• Directions for this task: Your task is to extract every entry that follows word for word while excluding the pictures.

• Working data:
________

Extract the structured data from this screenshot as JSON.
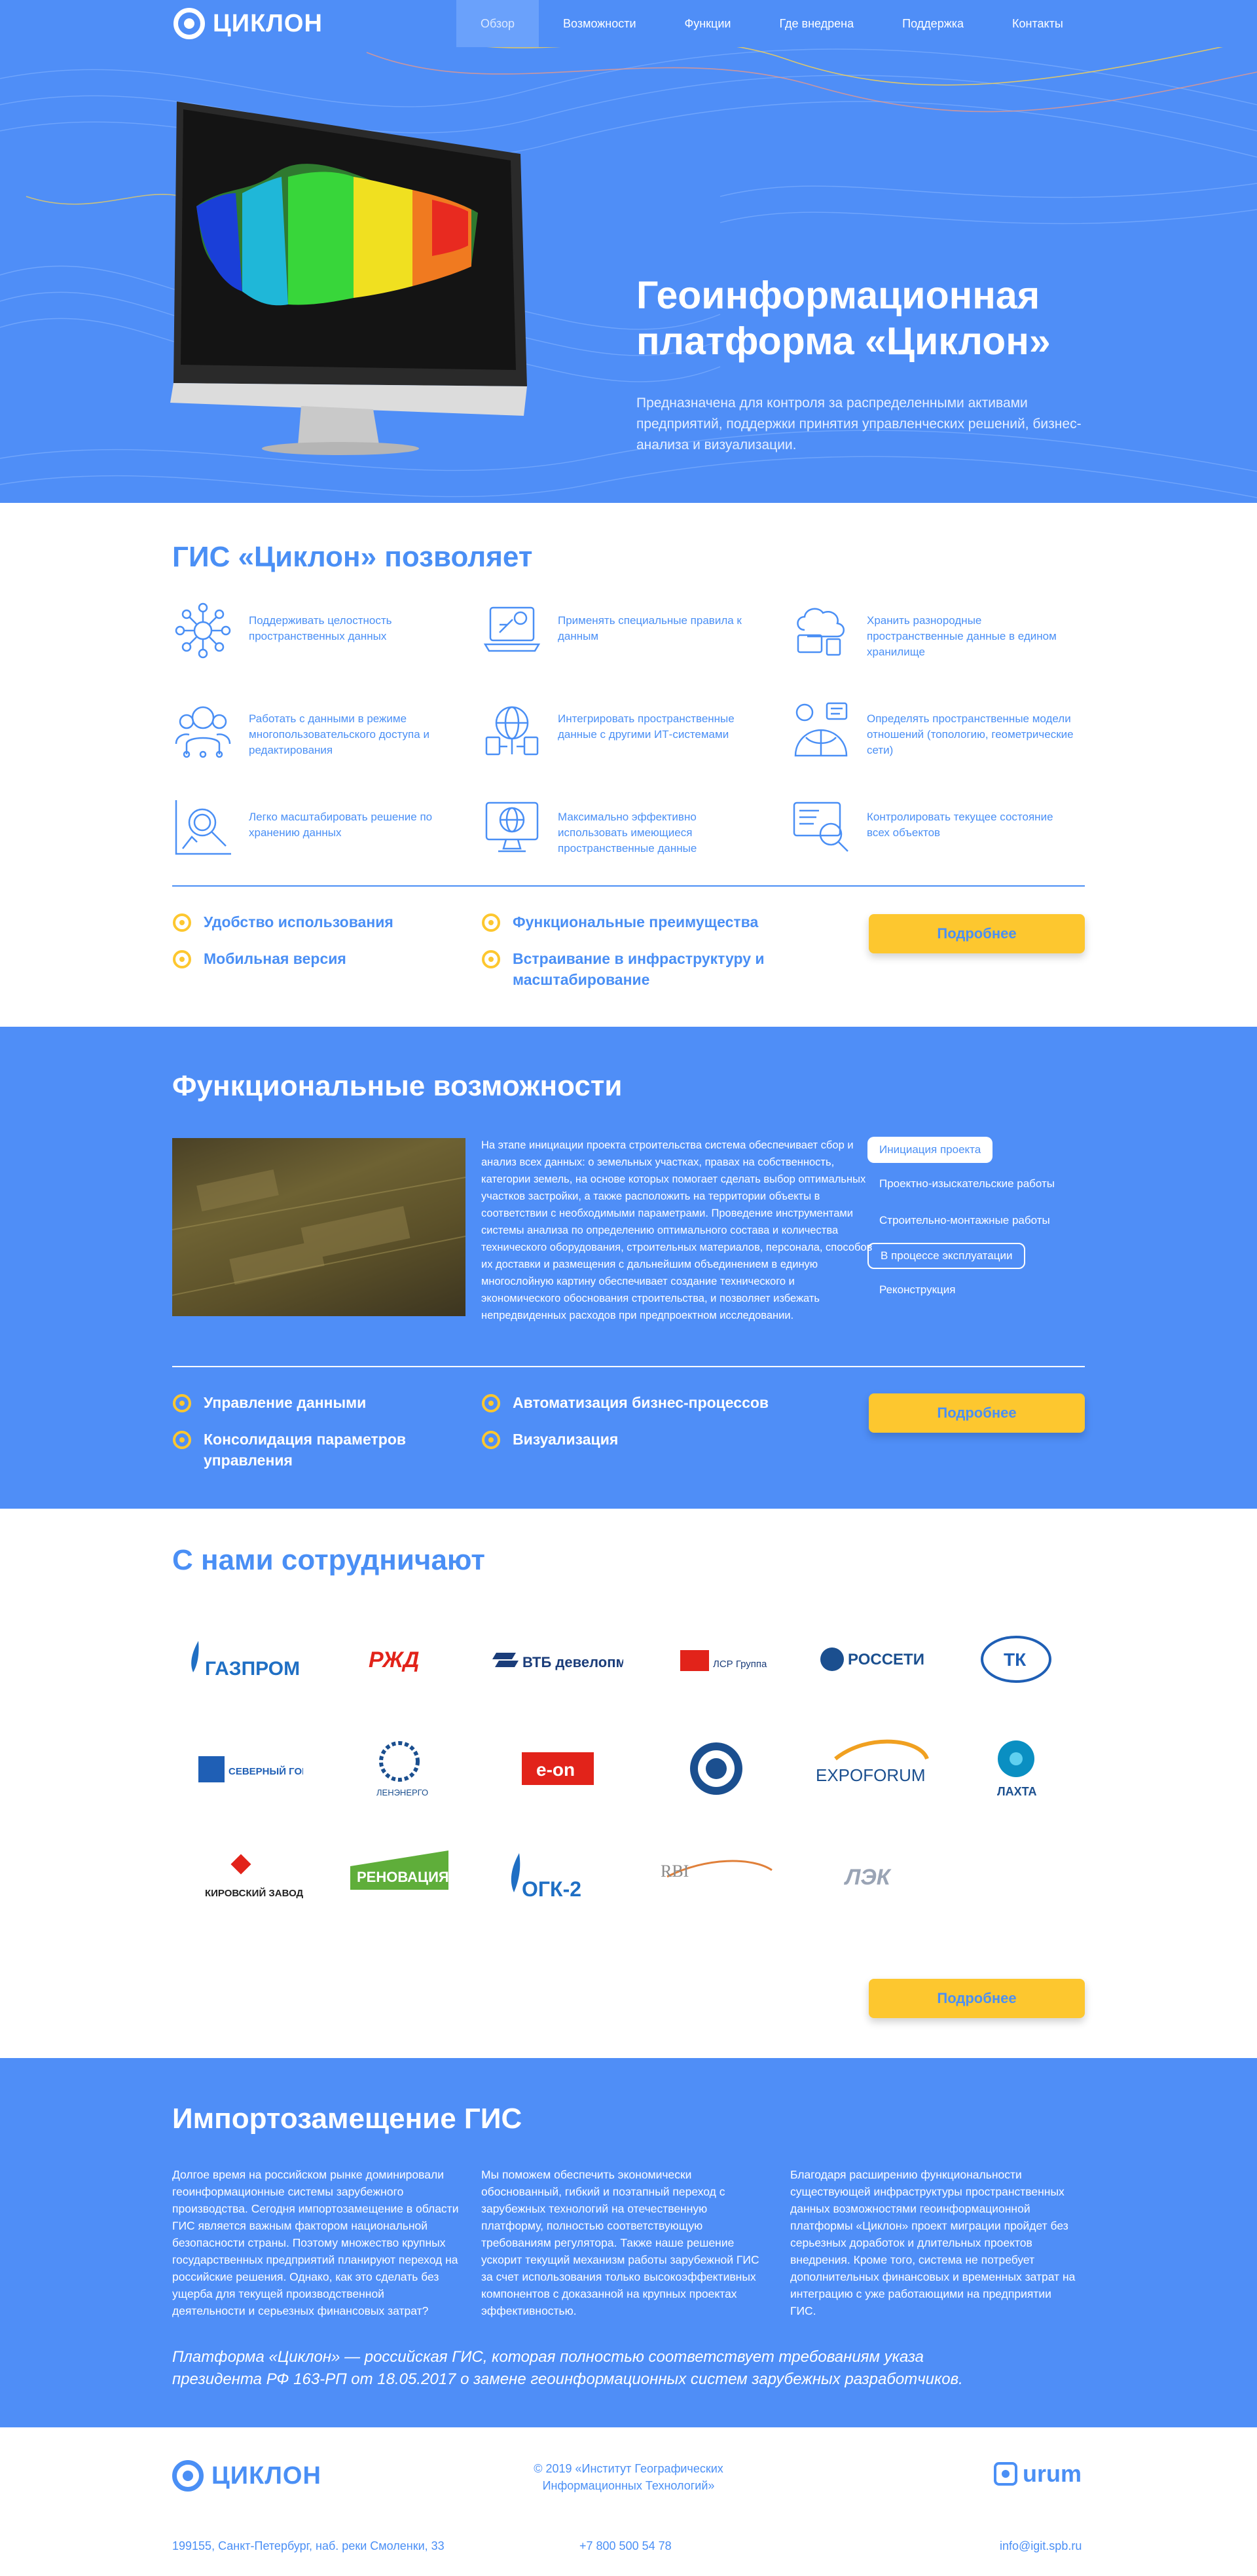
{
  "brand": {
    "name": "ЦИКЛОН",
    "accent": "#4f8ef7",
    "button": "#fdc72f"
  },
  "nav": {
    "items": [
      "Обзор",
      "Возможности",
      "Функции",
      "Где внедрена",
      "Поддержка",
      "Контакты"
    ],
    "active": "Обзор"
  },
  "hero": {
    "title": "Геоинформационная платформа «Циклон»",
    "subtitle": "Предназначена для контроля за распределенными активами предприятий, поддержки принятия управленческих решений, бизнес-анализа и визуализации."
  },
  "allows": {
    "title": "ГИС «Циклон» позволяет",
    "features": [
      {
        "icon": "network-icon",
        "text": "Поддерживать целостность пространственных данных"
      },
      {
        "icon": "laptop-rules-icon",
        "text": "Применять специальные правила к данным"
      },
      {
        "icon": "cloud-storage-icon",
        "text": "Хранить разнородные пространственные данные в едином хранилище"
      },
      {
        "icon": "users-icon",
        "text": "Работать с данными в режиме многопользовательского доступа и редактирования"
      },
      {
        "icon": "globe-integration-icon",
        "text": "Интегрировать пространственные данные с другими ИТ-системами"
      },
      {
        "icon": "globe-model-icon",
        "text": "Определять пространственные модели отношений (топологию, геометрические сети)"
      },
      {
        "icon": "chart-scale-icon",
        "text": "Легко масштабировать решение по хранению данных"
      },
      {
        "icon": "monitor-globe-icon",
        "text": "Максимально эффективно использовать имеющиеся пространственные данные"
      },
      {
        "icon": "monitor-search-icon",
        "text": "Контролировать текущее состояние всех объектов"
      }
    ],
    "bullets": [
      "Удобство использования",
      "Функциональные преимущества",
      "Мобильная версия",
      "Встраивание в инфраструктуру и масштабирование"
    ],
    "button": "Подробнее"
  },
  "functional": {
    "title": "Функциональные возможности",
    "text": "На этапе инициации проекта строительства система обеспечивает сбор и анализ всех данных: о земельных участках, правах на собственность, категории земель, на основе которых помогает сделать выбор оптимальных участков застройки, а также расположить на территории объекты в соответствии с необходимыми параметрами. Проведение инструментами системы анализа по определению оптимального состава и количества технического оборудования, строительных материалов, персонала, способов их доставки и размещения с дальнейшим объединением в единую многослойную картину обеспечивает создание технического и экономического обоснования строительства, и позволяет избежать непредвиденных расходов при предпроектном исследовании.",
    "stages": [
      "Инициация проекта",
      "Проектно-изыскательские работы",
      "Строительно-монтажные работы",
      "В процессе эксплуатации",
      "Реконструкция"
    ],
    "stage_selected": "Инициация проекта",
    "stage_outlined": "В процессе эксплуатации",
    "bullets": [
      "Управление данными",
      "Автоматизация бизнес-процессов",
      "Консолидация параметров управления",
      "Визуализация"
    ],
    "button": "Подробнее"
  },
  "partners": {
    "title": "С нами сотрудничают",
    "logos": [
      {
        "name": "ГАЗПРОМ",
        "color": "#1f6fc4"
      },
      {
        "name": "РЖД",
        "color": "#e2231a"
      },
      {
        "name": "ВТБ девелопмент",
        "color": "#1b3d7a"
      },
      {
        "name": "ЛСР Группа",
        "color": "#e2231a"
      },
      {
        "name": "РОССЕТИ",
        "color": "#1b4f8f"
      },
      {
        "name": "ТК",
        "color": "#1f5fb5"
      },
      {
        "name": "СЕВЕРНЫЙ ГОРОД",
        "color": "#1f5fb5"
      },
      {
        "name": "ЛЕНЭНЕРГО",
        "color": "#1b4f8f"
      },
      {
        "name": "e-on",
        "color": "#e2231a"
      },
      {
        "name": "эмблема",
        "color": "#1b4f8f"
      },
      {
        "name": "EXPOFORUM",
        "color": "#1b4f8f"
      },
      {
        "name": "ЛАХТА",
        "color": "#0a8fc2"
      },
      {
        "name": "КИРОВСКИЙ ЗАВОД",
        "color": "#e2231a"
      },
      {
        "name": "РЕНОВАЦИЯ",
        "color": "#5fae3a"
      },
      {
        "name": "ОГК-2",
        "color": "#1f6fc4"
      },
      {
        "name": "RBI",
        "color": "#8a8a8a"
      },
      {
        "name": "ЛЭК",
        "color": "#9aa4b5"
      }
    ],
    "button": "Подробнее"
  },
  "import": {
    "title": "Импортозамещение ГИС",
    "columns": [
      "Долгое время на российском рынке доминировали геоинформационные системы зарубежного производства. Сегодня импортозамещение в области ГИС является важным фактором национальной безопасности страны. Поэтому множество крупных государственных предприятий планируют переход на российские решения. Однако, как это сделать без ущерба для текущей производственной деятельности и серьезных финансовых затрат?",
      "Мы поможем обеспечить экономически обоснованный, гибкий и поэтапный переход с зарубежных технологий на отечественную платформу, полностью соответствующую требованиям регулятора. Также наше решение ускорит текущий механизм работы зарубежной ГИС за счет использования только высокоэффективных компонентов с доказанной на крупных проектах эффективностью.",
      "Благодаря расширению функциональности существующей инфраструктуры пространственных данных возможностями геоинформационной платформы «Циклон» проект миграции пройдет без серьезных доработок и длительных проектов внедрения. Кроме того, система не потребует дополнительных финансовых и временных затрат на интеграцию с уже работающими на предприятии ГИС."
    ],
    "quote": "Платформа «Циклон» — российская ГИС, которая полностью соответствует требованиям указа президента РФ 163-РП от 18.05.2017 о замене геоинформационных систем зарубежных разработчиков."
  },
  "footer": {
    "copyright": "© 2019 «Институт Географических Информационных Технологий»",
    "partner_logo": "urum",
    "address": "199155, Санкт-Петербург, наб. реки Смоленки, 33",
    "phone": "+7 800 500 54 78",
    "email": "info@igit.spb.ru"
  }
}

________

• Solution for this task:
Extract the structured data from this screenshot as JSON.
{
  "brand": {
    "name": "ЦИКЛОН",
    "accent": "#4f8ef7",
    "button": "#fdc72f"
  },
  "nav": {
    "items": [
      "Обзор",
      "Возможности",
      "Функции",
      "Где внедрена",
      "Поддержка",
      "Контакты"
    ],
    "active": "Обзор"
  },
  "hero": {
    "title": "Геоинформационная платформа «Циклон»",
    "subtitle": "Предназначена для контроля за распределенными активами предприятий, поддержки принятия управленческих решений, бизнес-анализа и визуализации."
  },
  "allows": {
    "title": "ГИС «Циклон» позволяет",
    "features": [
      {
        "icon": "network-icon",
        "text": "Поддерживать целостность пространственных данных"
      },
      {
        "icon": "laptop-rules-icon",
        "text": "Применять специальные правила к данным"
      },
      {
        "icon": "cloud-storage-icon",
        "text": "Хранить разнородные пространственные данные в едином хранилище"
      },
      {
        "icon": "users-icon",
        "text": "Работать с данными в режиме многопользовательского доступа и редактирования"
      },
      {
        "icon": "globe-integration-icon",
        "text": "Интегрировать пространственные данные с другими ИТ-системами"
      },
      {
        "icon": "globe-model-icon",
        "text": "Определять пространственные модели отношений (топологию, геометрические сети)"
      },
      {
        "icon": "chart-scale-icon",
        "text": "Легко масштабировать решение по хранению данных"
      },
      {
        "icon": "monitor-globe-icon",
        "text": "Максимально эффективно использовать имеющиеся пространственные данные"
      },
      {
        "icon": "monitor-search-icon",
        "text": "Контролировать текущее состояние всех объектов"
      }
    ],
    "bullets": [
      "Удобство использования",
      "Функциональные преимущества",
      "Мобильная версия",
      "Встраивание в инфраструктуру и масштабирование"
    ],
    "button": "Подробнее"
  },
  "functional": {
    "title": "Функциональные возможности",
    "text": "На этапе инициации проекта строительства система обеспечивает сбор и анализ всех данных: о земельных участках, правах на собственность, категории земель, на основе которых помогает сделать выбор оптимальных участков застройки, а также расположить на территории объекты в соответствии с необходимыми параметрами. Проведение инструментами системы анализа по определению оптимального состава и количества технического оборудования, строительных материалов, персонала, способов их доставки и размещения с дальнейшим объединением в единую многослойную картину обеспечивает создание технического и экономического обоснования строительства, и позволяет избежать непредвиденных расходов при предпроектном исследовании.",
    "stages": [
      "Инициация проекта",
      "Проектно-изыскательские работы",
      "Строительно-монтажные работы",
      "В процессе эксплуатации",
      "Реконструкция"
    ],
    "stage_selected": "Инициация проекта",
    "stage_outlined": "В процессе эксплуатации",
    "bullets": [
      "Управление данными",
      "Автоматизация бизнес-процессов",
      "Консолидация параметров управления",
      "Визуализация"
    ],
    "button": "Подробнее"
  },
  "partners": {
    "title": "С нами сотрудничают",
    "logos": [
      {
        "name": "ГАЗПРОМ",
        "color": "#1f6fc4"
      },
      {
        "name": "РЖД",
        "color": "#e2231a"
      },
      {
        "name": "ВТБ девелопмент",
        "color": "#1b3d7a"
      },
      {
        "name": "ЛСР Группа",
        "color": "#e2231a"
      },
      {
        "name": "РОССЕТИ",
        "color": "#1b4f8f"
      },
      {
        "name": "ТК",
        "color": "#1f5fb5"
      },
      {
        "name": "СЕВЕРНЫЙ ГОРОД",
        "color": "#1f5fb5"
      },
      {
        "name": "ЛЕНЭНЕРГО",
        "color": "#1b4f8f"
      },
      {
        "name": "e-on",
        "color": "#e2231a"
      },
      {
        "name": "эмблема",
        "color": "#1b4f8f"
      },
      {
        "name": "EXPOFORUM",
        "color": "#1b4f8f"
      },
      {
        "name": "ЛАХТА",
        "color": "#0a8fc2"
      },
      {
        "name": "КИРОВСКИЙ ЗАВОД",
        "color": "#e2231a"
      },
      {
        "name": "РЕНОВАЦИЯ",
        "color": "#5fae3a"
      },
      {
        "name": "ОГК-2",
        "color": "#1f6fc4"
      },
      {
        "name": "RBI",
        "color": "#8a8a8a"
      },
      {
        "name": "ЛЭК",
        "color": "#9aa4b5"
      }
    ],
    "button": "Подробнее"
  },
  "import": {
    "title": "Импортозамещение ГИС",
    "columns": [
      "Долгое время на российском рынке доминировали геоинформационные системы зарубежного производства. Сегодня импортозамещение в области ГИС является важным фактором национальной безопасности страны. Поэтому множество крупных государственных предприятий планируют переход на российские решения. Однако, как это сделать без ущерба для текущей производственной деятельности и серьезных финансовых затрат?",
      "Мы поможем обеспечить экономически обоснованный, гибкий и поэтапный переход с зарубежных технологий на отечественную платформу, полностью соответствующую требованиям регулятора. Также наше решение ускорит текущий механизм работы зарубежной ГИС за счет использования только высокоэффективных компонентов с доказанной на крупных проектах эффективностью.",
      "Благодаря расширению функциональности существующей инфраструктуры пространственных данных возможностями геоинформационной платформы «Циклон» проект миграции пройдет без серьезных доработок и длительных проектов внедрения. Кроме того, система не потребует дополнительных финансовых и временных затрат на интеграцию с уже работающими на предприятии ГИС."
    ],
    "quote": "Платформа «Циклон» — российская ГИС, которая полностью соответствует требованиям указа президента РФ 163-РП от 18.05.2017 о замене геоинформационных систем зарубежных разработчиков."
  },
  "footer": {
    "copyright": "© 2019 «Институт Географических Информационных Технологий»",
    "partner_logo": "urum",
    "address": "199155, Санкт-Петербург, наб. реки Смоленки, 33",
    "phone": "+7 800 500 54 78",
    "email": "info@igit.spb.ru"
  }
}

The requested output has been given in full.